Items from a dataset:
========================================================================

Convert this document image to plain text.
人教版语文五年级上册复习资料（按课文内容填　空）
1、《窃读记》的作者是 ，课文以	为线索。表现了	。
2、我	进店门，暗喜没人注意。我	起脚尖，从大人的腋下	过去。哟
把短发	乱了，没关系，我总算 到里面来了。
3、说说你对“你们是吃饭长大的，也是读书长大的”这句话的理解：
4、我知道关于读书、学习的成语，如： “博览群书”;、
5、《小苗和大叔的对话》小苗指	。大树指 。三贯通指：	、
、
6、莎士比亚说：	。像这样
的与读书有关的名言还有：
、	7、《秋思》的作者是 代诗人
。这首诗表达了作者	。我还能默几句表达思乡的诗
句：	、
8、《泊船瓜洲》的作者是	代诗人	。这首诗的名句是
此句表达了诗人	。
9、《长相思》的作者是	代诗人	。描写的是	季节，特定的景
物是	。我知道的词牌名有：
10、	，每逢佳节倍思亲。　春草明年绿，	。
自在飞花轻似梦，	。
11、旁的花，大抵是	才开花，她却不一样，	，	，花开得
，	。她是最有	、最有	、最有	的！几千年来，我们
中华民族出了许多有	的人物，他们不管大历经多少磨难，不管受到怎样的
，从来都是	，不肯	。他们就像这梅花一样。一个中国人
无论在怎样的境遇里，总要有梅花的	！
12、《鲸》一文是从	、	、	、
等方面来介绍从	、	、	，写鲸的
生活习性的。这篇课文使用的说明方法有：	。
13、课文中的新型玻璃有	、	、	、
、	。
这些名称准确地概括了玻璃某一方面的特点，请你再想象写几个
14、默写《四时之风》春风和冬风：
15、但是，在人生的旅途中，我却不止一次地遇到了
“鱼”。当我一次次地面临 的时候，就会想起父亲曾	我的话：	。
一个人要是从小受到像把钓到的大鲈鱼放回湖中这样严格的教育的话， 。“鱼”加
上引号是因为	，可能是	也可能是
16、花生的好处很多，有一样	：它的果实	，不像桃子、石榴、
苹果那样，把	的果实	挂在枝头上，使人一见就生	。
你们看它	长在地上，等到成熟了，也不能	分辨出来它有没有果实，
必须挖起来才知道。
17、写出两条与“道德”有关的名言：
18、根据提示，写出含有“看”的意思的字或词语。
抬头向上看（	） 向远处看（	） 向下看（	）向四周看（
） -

========================================================================

**Requirement:** In the records above, how many lines hold the string "的作者是"? Reply with only the number.

**Answer for the task:** 4